Hi,
Trying to debug a faceting performance problem. I've pretty much given up but
was hoping someone could shed some light on my problems.
My index has 80 million documents, all of which are small - one 1000 char text
field and a bunch of 30-50 char fields. Got 24G ram allocated to the jvm on a
brand new server.
I have one field in my schema which represents a city name. It is a non
standardized free text field, so you have problems like the following
HOUSTON
HOUSTON TX
HOUSTON, TX
HOUSTON (TX)
I would like to facet on this field and thought I could apply some tokenizers /
filters to modify the indexed value to strip out stopwords. To tie it all
together I created a filter that would concatenate all of the tokens back into
a single token at the end. Here's my field definition from schema.xml
<fieldType name="portCity" class="solr.TextField">
<analyzer>
<tokenizer class="solr.StandardTokenizerFactory"/>
<filter class="solr.StandardFilterFactory"/>
<!-- stopwords common across all fields -->
<filter class="solr.StopFilterFactory"
words="stopwords.txt" enablePositionIncrements="true"/>
<!-- stopwords specific to port cities -->
<filter class="solr.StopFilterFactory"
words="portCityStopwords.txt" enablePositionIncrements="true"/>
<filter
class="solr.RemoveDuplicatesTokenFilterFactory"/>
<!-- pull tokens all together again -->
<filter
class="com.tradebytes.solr.ConcatenateFilterFactory"/>
</analyzer>
</fieldType>
The analysis seems to be working as I expected and the index contains the
values I want. However when I facet on this field the query returns in
typically around 30s, versus sub-second when I just use a solr.StrField. I
understand from the lists that the method that solr uses to create the facet
counts is different depending on whether the field is tokenized vs not
tokenized, but I thought I could mitigate that somewhat by making sure that
each field only had one token.
Is there anything else I can do here? Can someone shed some light on why a
tokenized field takes longer, even if there is only one token per field? I
suspect I am going to be stuck with implementing custom field translation
before loading but was hoping I could leverage some of the great filters that
are built in with solr / lucene. I've played around with fieldcache but so far
no luck.
BTW love solr / lucene, great job!
Thanks,
Simon

Tasks:
- 1) From the Solr faceting post, copy out the passage that begins at the words "Is there anything" and ends after the words "lucene, great job!".
- 2) In the Solr faceting post, why did the poster make sure each value of the city field ended up as only one token?

Material provided:
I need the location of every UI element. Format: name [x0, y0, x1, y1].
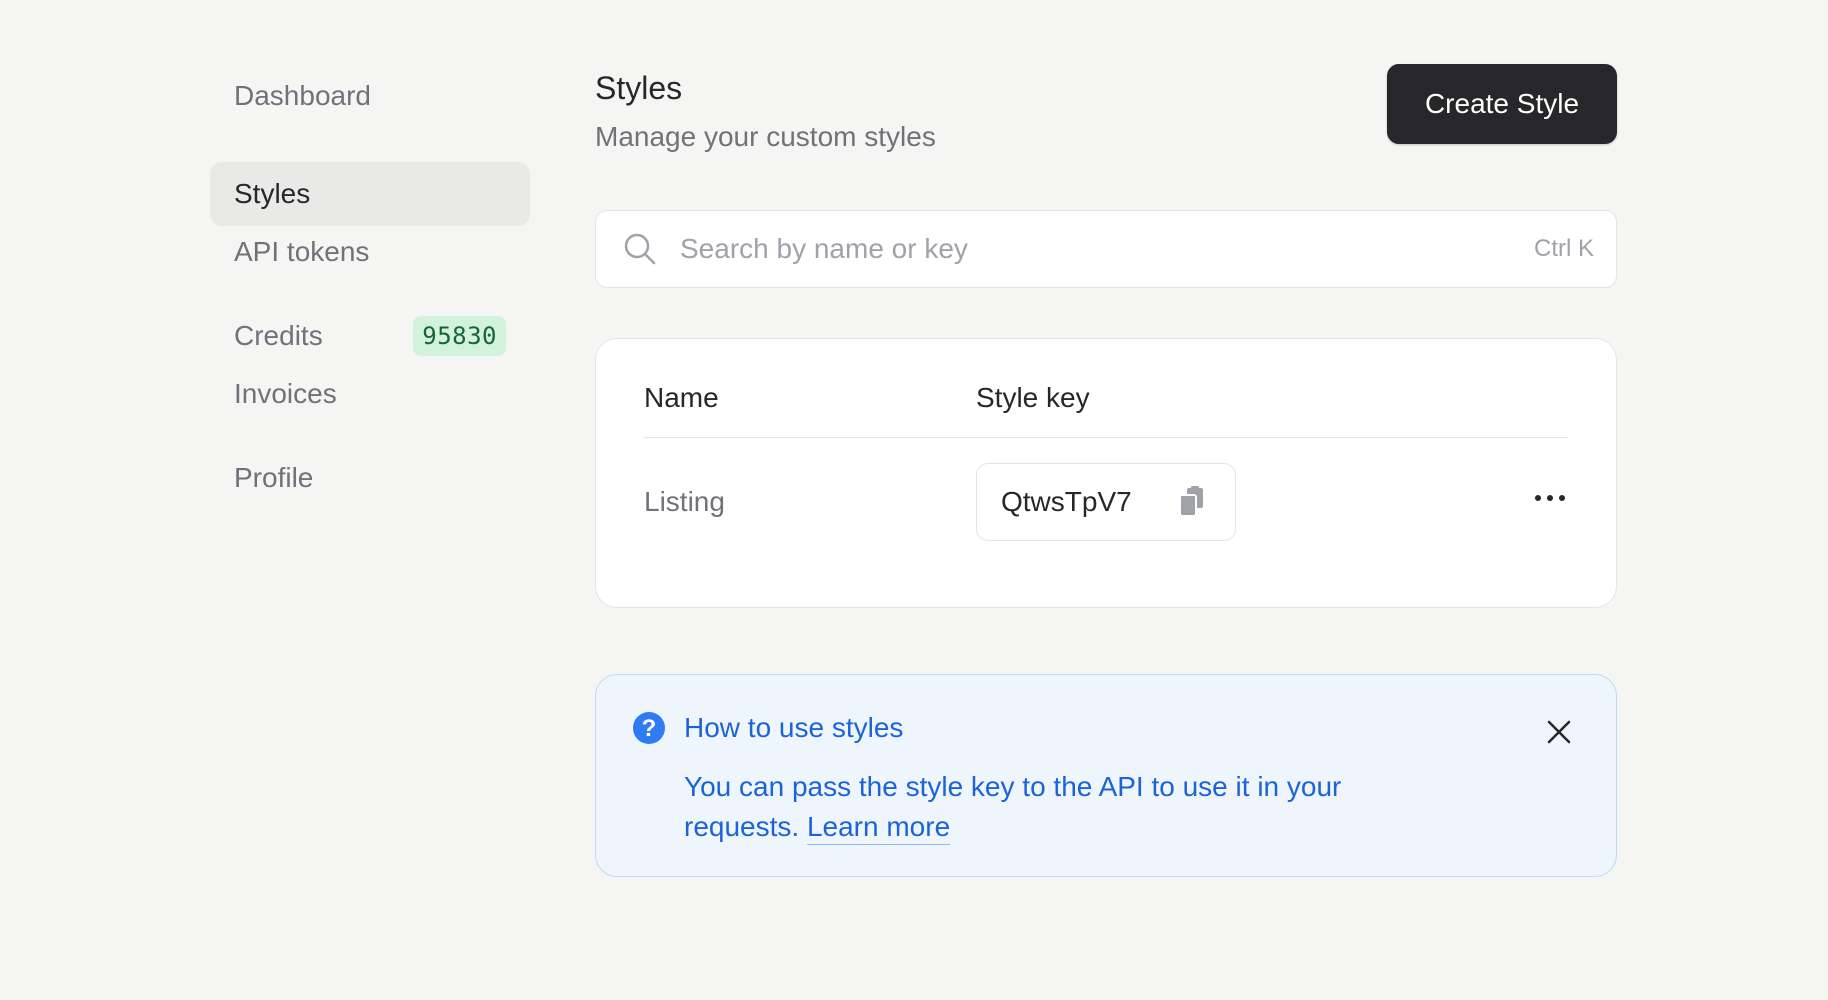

Written responses:
- 1)
Is there anything else I can do here? Can someone shed some light on why a
tokenized field takes longer, even if there is only one token per field? I
suspect I am going to be stuck with implementing custom field translation
before loading but was hoping I could leverage some of the great filters that
are built in with solr / lucene. I've played around with fieldcache but so far
no luck.
BTW love solr / lucene, great job!

- 2) The poster understood that Solr counts facets differently for tokenized and non-tokenized fields. They hoped that keeping one token per field would lessen the slowdown. Faceting on the tokenized field took about 30 seconds, compared with under a second with a solr.StrField.